→ **THE REQUEST**
Extract each line of the material that follows exactly and omit its pictures.

→ **RECORDS SHOWN**

- - - - - - -

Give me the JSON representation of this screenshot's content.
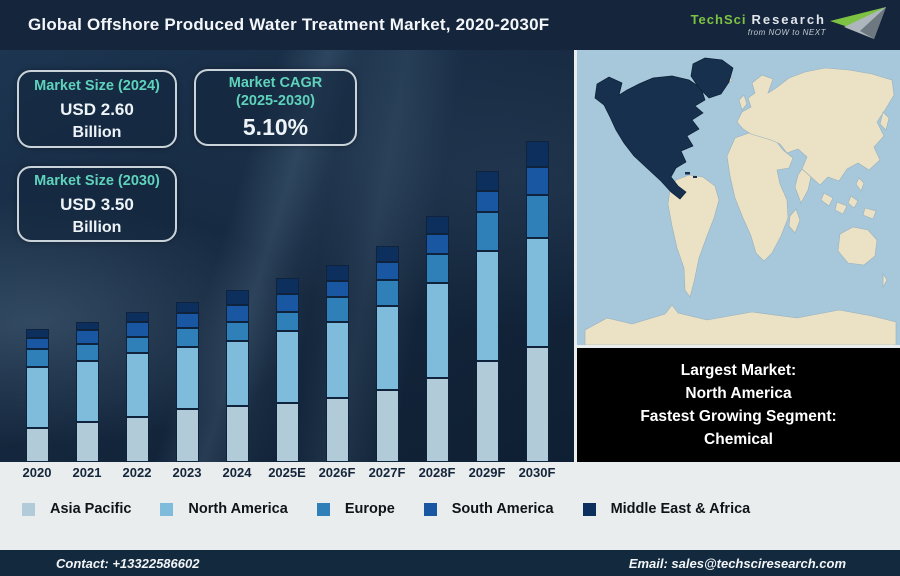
{
  "header": {
    "title": "Global Offshore Produced Water Treatment Market, 2020-2030F",
    "logo": {
      "brand_primary": "TechSci",
      "brand_secondary": "Research",
      "tagline": "from NOW to NEXT",
      "brand_color": "#7dc242"
    }
  },
  "info_boxes": [
    {
      "title": "Market Size (2024)",
      "value": "USD 2.60",
      "unit": "Billion"
    },
    {
      "title": "Market CAGR",
      "subtitle": "(2025-2030)",
      "value": "5.10%"
    },
    {
      "title": "Market Size (2030)",
      "value": "USD 3.50",
      "unit": "Billion"
    }
  ],
  "chart_data": {
    "type": "bar",
    "stacked": true,
    "title": "Global Offshore Produced Water Treatment Market, 2020-2030F",
    "note": "No numeric y-axis shown; values are stacked segment heights in on-screen pixels (plot baseline at bottom of dark panel)",
    "categories": [
      "2020",
      "2021",
      "2022",
      "2023",
      "2024",
      "2025E",
      "2026F",
      "2027F",
      "2028F",
      "2029F",
      "2030F"
    ],
    "series": [
      {
        "name": "Asia Pacific",
        "color": "#b2cbd8",
        "values": [
          34,
          40,
          45,
          53,
          56,
          59,
          64,
          72,
          84,
          101,
          115
        ]
      },
      {
        "name": "North America",
        "color": "#7fbcdb",
        "values": [
          61,
          61,
          64,
          62,
          65,
          72,
          76,
          84,
          95,
          110,
          109
        ]
      },
      {
        "name": "Europe",
        "color": "#2f7fb9",
        "values": [
          18,
          17,
          16,
          19,
          19,
          19,
          25,
          26,
          29,
          39,
          43
        ]
      },
      {
        "name": "South America",
        "color": "#1a57a2",
        "values": [
          11,
          14,
          15,
          15,
          17,
          18,
          16,
          18,
          20,
          21,
          28
        ]
      },
      {
        "name": "Middle East & Africa",
        "color": "#0c2f5e",
        "values": [
          9,
          8,
          10,
          11,
          15,
          16,
          16,
          16,
          18,
          20,
          26
        ]
      }
    ],
    "legend_position": "bottom",
    "grid": false,
    "key_facts": {
      "market_size_2024": "USD 2.60 Billion",
      "market_size_2030": "USD 3.50 Billion",
      "cagr_2025_2030": "5.10%"
    }
  },
  "map": {
    "highlighted_region": "North America",
    "ocean_color": "#a6c8da",
    "land_color": "#ebe2c6",
    "highlight_color": "#16304e"
  },
  "callout": {
    "lines": [
      "Largest Market:",
      "North America",
      "Fastest Growing Segment:",
      "Chemical"
    ]
  },
  "footer": {
    "contact": "Contact: +13322586602",
    "email": "Email: sales@techsciresearch.com"
  },
  "colors": {
    "header_bg": "#15253c",
    "chart_bg": "#15283f",
    "accent_teal": "#5fd2bc",
    "strip_bg": "#e9edee",
    "footer_bg": "#13293d",
    "callout_bg": "#000000"
  }
}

- - - - - - -

→ **FINISHED ANSWER**
Give me the JSON representation of this screenshot's content.
{
  "header": {
    "title": "Global Offshore Produced Water Treatment Market, 2020-2030F",
    "logo": {
      "brand_primary": "TechSci",
      "brand_secondary": "Research",
      "tagline": "from NOW to NEXT",
      "brand_color": "#7dc242"
    }
  },
  "info_boxes": [
    {
      "title": "Market Size (2024)",
      "value": "USD 2.60",
      "unit": "Billion"
    },
    {
      "title": "Market CAGR",
      "subtitle": "(2025-2030)",
      "value": "5.10%"
    },
    {
      "title": "Market Size (2030)",
      "value": "USD 3.50",
      "unit": "Billion"
    }
  ],
  "chart_data": {
    "type": "bar",
    "stacked": true,
    "title": "Global Offshore Produced Water Treatment Market, 2020-2030F",
    "note": "No numeric y-axis shown; values are stacked segment heights in on-screen pixels (plot baseline at bottom of dark panel)",
    "categories": [
      "2020",
      "2021",
      "2022",
      "2023",
      "2024",
      "2025E",
      "2026F",
      "2027F",
      "2028F",
      "2029F",
      "2030F"
    ],
    "series": [
      {
        "name": "Asia Pacific",
        "color": "#b2cbd8",
        "values": [
          34,
          40,
          45,
          53,
          56,
          59,
          64,
          72,
          84,
          101,
          115
        ]
      },
      {
        "name": "North America",
        "color": "#7fbcdb",
        "values": [
          61,
          61,
          64,
          62,
          65,
          72,
          76,
          84,
          95,
          110,
          109
        ]
      },
      {
        "name": "Europe",
        "color": "#2f7fb9",
        "values": [
          18,
          17,
          16,
          19,
          19,
          19,
          25,
          26,
          29,
          39,
          43
        ]
      },
      {
        "name": "South America",
        "color": "#1a57a2",
        "values": [
          11,
          14,
          15,
          15,
          17,
          18,
          16,
          18,
          20,
          21,
          28
        ]
      },
      {
        "name": "Middle East & Africa",
        "color": "#0c2f5e",
        "values": [
          9,
          8,
          10,
          11,
          15,
          16,
          16,
          16,
          18,
          20,
          26
        ]
      }
    ],
    "legend_position": "bottom",
    "grid": false,
    "key_facts": {
      "market_size_2024": "USD 2.60 Billion",
      "market_size_2030": "USD 3.50 Billion",
      "cagr_2025_2030": "5.10%"
    }
  },
  "map": {
    "highlighted_region": "North America",
    "ocean_color": "#a6c8da",
    "land_color": "#ebe2c6",
    "highlight_color": "#16304e"
  },
  "callout": {
    "lines": [
      "Largest Market:",
      "North America",
      "Fastest Growing Segment:",
      "Chemical"
    ]
  },
  "footer": {
    "contact": "Contact: +13322586602",
    "email": "Email: sales@techsciresearch.com"
  },
  "colors": {
    "header_bg": "#15253c",
    "chart_bg": "#15283f",
    "accent_teal": "#5fd2bc",
    "strip_bg": "#e9edee",
    "footer_bg": "#13293d",
    "callout_bg": "#000000"
  }
}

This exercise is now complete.